→ 文書抜粋:
+---+
技術情報 アプリケーション Application Data 170-TR-0219
FTIR Application Data

ポータブルFTIR(VIR-F)を用いたテラヘルツ測定システム

Introduction

光と電波の境界線である遠赤外領域は、近年“テラヘルツ領域”と呼ばれています。遠赤外領域の光は、無機物など重い原子間の振動モードや結晶の格子振動、分子の回転モードが測定できます。このため、薬剤の結晶多形や半導体デバイスなどの材料評価、無機顔料を含む考古学研究などに利用されています。また、この領域の光は透過性が高くプラスチックや紙を透過する性質があるため、郵便物などに隠匿された違法薬物や爆発物の非破壊検査などセキュリティ分野へも応用されています。この領域を測定する分光システムは、干渉分光システムを用いた赤外分光法(FTIR)とフェムト秒レーザを用いたテラヘルツ時間領域法(THz-TDS)に大別されます。THz-TDSの測定領域は約200cm−1(約6THz)以下であるのに対し、FTIRは680cm−1(約20THz)以下の広帯域測定が可能です。さらにFTIRはエミッション測定にも対応できるため大気などの環境計測や天体観測、遠赤外領域の光源開発にも応用できます。
+---+
→ 保存データ:
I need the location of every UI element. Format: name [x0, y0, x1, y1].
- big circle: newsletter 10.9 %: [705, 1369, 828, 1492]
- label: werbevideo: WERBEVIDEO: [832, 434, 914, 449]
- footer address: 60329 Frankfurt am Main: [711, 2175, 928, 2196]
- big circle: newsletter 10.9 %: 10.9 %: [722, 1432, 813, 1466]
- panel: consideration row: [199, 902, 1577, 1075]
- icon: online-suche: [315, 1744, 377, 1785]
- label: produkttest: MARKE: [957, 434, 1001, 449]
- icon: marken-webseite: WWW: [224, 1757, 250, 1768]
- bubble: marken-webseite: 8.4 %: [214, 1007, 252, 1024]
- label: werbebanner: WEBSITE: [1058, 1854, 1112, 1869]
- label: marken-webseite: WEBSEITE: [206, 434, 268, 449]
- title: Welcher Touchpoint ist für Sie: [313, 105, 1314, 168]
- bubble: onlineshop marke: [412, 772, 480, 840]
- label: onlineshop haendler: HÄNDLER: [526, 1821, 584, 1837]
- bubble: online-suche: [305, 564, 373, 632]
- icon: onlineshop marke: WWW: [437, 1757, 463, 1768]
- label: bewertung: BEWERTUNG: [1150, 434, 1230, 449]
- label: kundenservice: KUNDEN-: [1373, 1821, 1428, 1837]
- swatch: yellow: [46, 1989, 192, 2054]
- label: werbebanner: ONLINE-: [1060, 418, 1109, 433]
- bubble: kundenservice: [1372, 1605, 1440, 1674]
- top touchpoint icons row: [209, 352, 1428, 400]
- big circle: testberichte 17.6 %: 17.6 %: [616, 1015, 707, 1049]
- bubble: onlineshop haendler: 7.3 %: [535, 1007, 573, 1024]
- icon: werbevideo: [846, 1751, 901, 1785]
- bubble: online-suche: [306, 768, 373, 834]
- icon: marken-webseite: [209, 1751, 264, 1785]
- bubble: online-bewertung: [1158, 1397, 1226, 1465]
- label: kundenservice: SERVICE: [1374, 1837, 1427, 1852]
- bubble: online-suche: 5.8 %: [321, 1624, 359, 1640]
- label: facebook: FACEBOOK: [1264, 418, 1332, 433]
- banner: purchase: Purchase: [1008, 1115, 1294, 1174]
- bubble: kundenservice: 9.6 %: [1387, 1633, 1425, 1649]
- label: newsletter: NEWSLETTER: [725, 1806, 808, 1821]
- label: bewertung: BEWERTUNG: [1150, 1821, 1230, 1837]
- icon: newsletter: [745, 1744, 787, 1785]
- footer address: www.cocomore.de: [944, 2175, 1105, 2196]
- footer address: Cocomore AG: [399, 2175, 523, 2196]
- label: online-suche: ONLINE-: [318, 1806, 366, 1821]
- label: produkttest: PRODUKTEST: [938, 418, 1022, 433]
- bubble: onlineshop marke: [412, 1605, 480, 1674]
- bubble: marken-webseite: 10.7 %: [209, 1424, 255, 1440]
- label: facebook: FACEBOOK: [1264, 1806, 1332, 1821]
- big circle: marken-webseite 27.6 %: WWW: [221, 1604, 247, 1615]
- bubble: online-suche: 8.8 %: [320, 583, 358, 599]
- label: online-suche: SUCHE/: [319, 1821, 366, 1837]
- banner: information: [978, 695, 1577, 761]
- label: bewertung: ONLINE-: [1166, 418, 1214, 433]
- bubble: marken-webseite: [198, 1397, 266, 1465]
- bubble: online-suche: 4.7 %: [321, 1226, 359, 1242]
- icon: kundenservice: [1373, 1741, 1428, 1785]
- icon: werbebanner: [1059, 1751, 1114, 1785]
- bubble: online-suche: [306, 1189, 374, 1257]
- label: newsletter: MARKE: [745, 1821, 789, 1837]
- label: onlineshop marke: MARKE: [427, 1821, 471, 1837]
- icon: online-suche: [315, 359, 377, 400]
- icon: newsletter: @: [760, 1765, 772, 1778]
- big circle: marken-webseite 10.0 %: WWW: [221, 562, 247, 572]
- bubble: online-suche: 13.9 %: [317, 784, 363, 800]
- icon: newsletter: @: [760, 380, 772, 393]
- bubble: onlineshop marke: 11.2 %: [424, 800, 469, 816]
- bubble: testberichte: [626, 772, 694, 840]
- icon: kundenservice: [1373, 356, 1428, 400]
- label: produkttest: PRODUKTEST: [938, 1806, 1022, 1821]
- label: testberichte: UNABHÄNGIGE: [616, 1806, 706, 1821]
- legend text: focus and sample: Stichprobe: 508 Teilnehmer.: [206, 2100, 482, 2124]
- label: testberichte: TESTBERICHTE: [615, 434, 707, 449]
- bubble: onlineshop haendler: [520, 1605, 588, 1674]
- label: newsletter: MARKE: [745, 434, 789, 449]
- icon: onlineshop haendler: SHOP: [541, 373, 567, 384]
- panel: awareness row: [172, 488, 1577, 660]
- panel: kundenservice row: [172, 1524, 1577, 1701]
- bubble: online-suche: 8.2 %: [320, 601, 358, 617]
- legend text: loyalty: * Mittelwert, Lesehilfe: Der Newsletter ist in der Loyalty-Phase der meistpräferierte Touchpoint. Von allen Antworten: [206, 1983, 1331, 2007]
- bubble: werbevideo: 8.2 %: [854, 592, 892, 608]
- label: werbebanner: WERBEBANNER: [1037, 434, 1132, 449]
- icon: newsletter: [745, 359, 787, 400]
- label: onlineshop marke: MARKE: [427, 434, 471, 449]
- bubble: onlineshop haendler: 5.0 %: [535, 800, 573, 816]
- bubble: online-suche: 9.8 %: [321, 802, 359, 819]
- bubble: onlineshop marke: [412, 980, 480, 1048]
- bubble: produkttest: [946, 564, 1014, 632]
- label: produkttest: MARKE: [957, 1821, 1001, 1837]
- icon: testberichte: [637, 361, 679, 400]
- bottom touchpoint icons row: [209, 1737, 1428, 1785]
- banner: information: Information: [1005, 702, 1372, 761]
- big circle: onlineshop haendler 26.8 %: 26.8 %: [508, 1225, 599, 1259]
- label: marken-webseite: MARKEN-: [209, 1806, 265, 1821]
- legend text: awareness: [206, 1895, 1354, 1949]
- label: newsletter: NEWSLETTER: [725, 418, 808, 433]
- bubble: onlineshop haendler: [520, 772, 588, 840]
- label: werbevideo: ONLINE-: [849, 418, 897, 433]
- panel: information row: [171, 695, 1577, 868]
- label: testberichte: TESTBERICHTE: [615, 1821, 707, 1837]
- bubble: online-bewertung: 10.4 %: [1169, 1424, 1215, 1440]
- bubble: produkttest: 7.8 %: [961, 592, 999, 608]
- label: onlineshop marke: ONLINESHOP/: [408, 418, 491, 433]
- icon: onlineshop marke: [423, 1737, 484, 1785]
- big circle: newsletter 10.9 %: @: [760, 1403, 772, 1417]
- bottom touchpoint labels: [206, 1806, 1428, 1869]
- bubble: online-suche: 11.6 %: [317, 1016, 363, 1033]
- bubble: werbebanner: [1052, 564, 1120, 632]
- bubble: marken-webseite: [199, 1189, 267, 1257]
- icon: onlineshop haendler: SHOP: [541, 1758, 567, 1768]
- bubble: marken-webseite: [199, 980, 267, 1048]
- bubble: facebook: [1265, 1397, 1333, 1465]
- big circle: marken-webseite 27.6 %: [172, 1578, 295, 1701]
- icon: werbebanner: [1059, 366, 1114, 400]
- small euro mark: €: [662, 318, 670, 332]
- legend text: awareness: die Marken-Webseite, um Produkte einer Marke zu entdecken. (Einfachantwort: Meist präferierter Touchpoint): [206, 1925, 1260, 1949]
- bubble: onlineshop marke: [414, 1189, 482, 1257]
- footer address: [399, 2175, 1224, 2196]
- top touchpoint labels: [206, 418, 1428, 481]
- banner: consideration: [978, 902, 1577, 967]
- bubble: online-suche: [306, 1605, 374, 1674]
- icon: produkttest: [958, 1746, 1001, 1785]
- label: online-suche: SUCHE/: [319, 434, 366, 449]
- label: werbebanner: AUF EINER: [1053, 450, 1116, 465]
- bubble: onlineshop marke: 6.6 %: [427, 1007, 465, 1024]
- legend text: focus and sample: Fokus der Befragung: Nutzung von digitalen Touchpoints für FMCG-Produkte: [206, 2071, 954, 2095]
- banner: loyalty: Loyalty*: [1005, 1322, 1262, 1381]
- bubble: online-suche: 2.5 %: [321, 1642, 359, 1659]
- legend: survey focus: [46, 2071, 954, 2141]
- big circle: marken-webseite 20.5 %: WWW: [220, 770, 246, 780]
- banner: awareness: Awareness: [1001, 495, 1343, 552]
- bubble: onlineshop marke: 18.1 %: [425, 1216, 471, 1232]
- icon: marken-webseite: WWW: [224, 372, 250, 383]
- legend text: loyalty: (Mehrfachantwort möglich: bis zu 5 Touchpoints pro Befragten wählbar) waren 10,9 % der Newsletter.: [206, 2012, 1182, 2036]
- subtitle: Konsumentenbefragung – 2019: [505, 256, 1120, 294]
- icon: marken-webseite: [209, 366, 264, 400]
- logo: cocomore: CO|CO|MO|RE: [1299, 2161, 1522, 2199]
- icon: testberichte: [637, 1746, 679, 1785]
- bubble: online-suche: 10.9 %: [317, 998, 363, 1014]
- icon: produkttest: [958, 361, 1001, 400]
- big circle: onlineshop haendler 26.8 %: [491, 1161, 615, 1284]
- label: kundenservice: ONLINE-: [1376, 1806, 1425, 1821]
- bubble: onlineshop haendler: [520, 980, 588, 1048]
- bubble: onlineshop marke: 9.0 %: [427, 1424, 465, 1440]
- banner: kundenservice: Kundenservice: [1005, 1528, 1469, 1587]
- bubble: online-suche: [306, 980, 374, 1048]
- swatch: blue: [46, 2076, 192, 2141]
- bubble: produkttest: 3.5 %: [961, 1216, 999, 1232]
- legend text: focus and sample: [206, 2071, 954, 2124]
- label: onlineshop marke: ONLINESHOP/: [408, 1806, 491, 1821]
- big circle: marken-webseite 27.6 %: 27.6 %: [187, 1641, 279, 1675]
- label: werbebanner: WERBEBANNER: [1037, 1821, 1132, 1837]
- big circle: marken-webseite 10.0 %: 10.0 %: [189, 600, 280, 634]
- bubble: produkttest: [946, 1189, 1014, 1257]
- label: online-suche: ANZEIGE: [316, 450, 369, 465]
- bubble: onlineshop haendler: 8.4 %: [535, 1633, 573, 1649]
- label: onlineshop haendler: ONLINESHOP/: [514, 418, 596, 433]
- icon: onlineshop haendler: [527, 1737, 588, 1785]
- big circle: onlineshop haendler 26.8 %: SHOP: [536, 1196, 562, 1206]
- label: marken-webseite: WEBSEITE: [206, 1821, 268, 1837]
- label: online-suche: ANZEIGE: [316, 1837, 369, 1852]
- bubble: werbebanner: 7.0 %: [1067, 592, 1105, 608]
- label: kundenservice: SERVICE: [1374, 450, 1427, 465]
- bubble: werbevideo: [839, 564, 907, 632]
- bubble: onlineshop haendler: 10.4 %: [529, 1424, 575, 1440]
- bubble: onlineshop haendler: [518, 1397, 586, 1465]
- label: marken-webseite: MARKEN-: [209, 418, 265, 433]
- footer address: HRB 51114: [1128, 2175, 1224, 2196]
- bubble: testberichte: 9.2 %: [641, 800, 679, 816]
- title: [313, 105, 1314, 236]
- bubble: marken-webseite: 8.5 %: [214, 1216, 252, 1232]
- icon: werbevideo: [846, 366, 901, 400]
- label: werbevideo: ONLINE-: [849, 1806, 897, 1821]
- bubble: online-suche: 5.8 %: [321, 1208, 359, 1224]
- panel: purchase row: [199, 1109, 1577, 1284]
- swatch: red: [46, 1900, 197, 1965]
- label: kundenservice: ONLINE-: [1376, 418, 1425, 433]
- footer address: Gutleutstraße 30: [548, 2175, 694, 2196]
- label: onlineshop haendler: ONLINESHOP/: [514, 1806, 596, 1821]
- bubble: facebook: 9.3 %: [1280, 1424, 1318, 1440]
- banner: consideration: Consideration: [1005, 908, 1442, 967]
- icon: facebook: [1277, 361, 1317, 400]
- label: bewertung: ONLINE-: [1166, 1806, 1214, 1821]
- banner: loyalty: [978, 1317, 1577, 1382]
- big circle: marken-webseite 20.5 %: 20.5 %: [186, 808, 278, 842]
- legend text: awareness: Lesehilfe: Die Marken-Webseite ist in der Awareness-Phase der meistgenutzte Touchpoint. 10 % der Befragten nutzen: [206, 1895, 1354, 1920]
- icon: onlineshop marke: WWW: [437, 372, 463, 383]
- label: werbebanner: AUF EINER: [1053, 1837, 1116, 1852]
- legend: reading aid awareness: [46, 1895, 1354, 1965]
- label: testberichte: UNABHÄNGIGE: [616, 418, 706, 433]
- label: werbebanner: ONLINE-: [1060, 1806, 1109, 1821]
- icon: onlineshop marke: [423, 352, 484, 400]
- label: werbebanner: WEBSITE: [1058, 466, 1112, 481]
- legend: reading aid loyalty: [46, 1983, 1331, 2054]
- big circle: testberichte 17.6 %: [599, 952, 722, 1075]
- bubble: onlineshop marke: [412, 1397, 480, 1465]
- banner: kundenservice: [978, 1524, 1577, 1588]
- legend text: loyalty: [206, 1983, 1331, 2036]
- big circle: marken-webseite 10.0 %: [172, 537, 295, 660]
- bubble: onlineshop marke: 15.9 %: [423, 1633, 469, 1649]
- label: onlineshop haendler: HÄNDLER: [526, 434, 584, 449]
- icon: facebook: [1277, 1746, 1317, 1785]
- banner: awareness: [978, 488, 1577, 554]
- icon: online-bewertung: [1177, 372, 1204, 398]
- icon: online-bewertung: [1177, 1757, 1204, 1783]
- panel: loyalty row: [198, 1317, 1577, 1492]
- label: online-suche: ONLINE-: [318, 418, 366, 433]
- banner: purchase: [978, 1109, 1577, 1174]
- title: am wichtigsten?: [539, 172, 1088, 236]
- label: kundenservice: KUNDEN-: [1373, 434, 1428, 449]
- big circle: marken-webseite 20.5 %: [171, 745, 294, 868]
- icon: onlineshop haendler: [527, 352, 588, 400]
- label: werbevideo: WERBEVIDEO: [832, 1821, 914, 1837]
+---+
→ 演習問題:
a - テラヘルツ測定の文書抜粋によると、FTIRで測定できるのは何cm−1以下の帯域か。
b - テラヘルツ測定の文書抜粋を、最後の文のあとから書き継ぐこと。

→ 想定解答:
a - 680cm−1(約20THz)以下である。

b -
遠赤外分光システムはベンチタイプの大型システムが一般的ですが、ポータブルFTIRのVIR-Fは小さな筐体内に光源、干渉計、検出器を集約し、現場で迅速にサンプルの測定や分析が可能な遠赤外専用システムです。このシステムは、1. 小型で軽量、2. 反射・透過測定に対応、3. 光学系を真空状態に維持してサンプルの交換が可能などの特長を有します。反射測定では金属板上の膜や半導体材料の光学定数を決定することも可能です。さらに試料設置部以外の装置全体を真空排気できるため、真空状態を維持しながら複数サンプルを交換して迅速に測定できます。近年、テラヘルツ領域の注目により数千件のデータベースを一般に公開している研究機関もあります。これらのデータベースには無機顔料の遠赤外スペクトルも含まれ、歴史的文化財の研究にも役立てられています。今回は近代に使用されていた代表的な顔料成分であるベンガラ(赤色)、ラピスラズリ(青色)、孔雀石(緑色)、カオリン(白色)、炭酸カルシウム(白色)など、各種鉱物をVIR-Fによって測定した事例をご紹介いたします。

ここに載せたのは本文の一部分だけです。